Labeled box records

+ + + +

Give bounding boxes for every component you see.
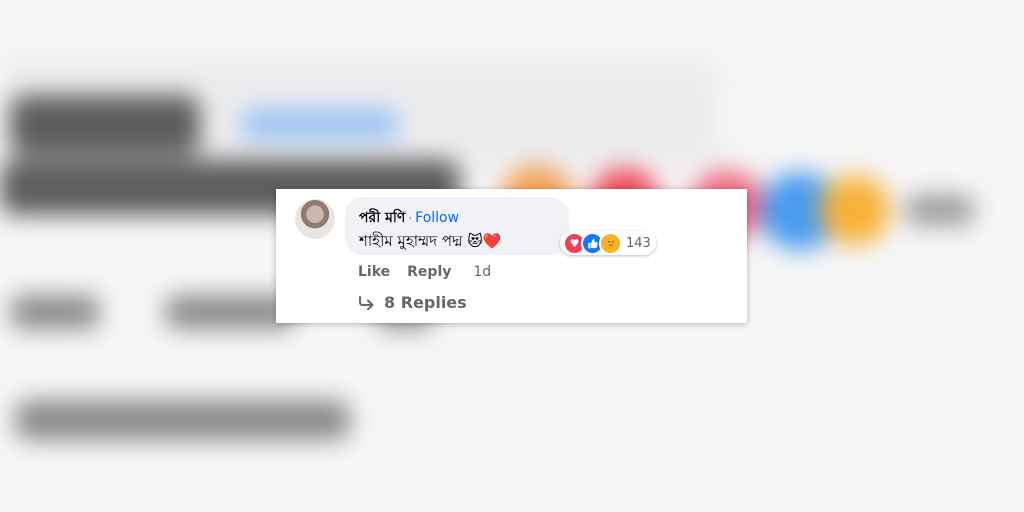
comment-bubble: পরী মণি · Follow শাহীম মুহাম্মদ পদ্ম 😻❤️ bbox=[345, 197, 569, 255]
background-replies-blob bbox=[15, 400, 350, 440]
care-icon bbox=[599, 231, 622, 255]
comment-text: শাহীম মুহাম্মদ পদ্ম bbox=[359, 232, 463, 250]
comment-text-row: শাহীম মুহাম্মদ পদ্ম 😻❤️ bbox=[359, 230, 502, 255]
reactions-summary[interactable]: ♥ 143 bbox=[560, 231, 656, 255]
author-name[interactable]: পরী মণি bbox=[359, 210, 405, 226]
comment-emojis: 😻❤️ bbox=[467, 232, 502, 250]
background-count-blob bbox=[905, 195, 975, 225]
avatar[interactable] bbox=[295, 199, 335, 239]
comment-actions: Like Reply 1d bbox=[358, 264, 491, 280]
background-like-blob bbox=[10, 295, 100, 329]
comment-timestamp[interactable]: 1d bbox=[473, 264, 491, 280]
reply-arrow-icon bbox=[358, 295, 376, 310]
comment-card: পরী মণি · Follow শাহীম মুহাম্মদ পদ্ম 😻❤️ ♥… bbox=[276, 189, 747, 323]
view-replies-button[interactable]: 8 Replies bbox=[358, 293, 467, 312]
reaction-count: 143 bbox=[626, 235, 651, 251]
background-follow-blob bbox=[240, 108, 400, 140]
replies-label: 8 Replies bbox=[384, 293, 467, 312]
reply-button[interactable]: Reply bbox=[407, 264, 451, 280]
like-button[interactable]: Like bbox=[358, 264, 390, 280]
separator-dot: · bbox=[408, 211, 413, 225]
background-name-blob bbox=[10, 95, 200, 155]
background-reaction-blob bbox=[820, 175, 890, 245]
comment-header: পরী মণি · Follow bbox=[359, 206, 459, 230]
follow-button[interactable]: Follow bbox=[415, 210, 459, 226]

+ + + +

Reproduce every line of the records above without changing a character. Leave out the pictures.

▸ **Response to the exercise**
Give bounding boxes for every component you see.
comment-bubble: পরী মণি · Follow শাহীম মুহাম্মদ পদ্ম 😻❤️ bbox=[345, 197, 569, 255]
background-replies-blob bbox=[15, 400, 350, 440]
care-icon bbox=[599, 231, 622, 255]
comment-text: শাহীম মুহাম্মদ পদ্ম bbox=[359, 232, 463, 250]
comment-text-row: শাহীম মুহাম্মদ পদ্ম 😻❤️ bbox=[359, 230, 502, 255]
reactions-summary[interactable]: ♥ 143 bbox=[560, 231, 656, 255]
author-name[interactable]: পরী মণি bbox=[359, 210, 405, 226]
comment-emojis: 😻❤️ bbox=[467, 232, 502, 250]
background-count-blob bbox=[905, 195, 975, 225]
avatar[interactable] bbox=[295, 199, 335, 239]
comment-actions: Like Reply 1d bbox=[358, 264, 491, 280]
background-like-blob bbox=[10, 295, 100, 329]
comment-timestamp[interactable]: 1d bbox=[473, 264, 491, 280]
reply-arrow-icon bbox=[358, 295, 376, 310]
comment-card: পরী মণি · Follow শাহীম মুহাম্মদ পদ্ম 😻❤️ ♥… bbox=[276, 189, 747, 323]
view-replies-button[interactable]: 8 Replies bbox=[358, 293, 467, 312]
reaction-count: 143 bbox=[626, 235, 651, 251]
background-follow-blob bbox=[240, 108, 400, 140]
replies-label: 8 Replies bbox=[384, 293, 467, 312]
reply-button[interactable]: Reply bbox=[407, 264, 451, 280]
like-button[interactable]: Like bbox=[358, 264, 390, 280]
separator-dot: · bbox=[408, 211, 413, 225]
background-name-blob bbox=[10, 95, 200, 155]
background-reaction-blob bbox=[820, 175, 890, 245]
comment-header: পরী মণি · Follow bbox=[359, 206, 459, 230]
follow-button[interactable]: Follow bbox=[415, 210, 459, 226]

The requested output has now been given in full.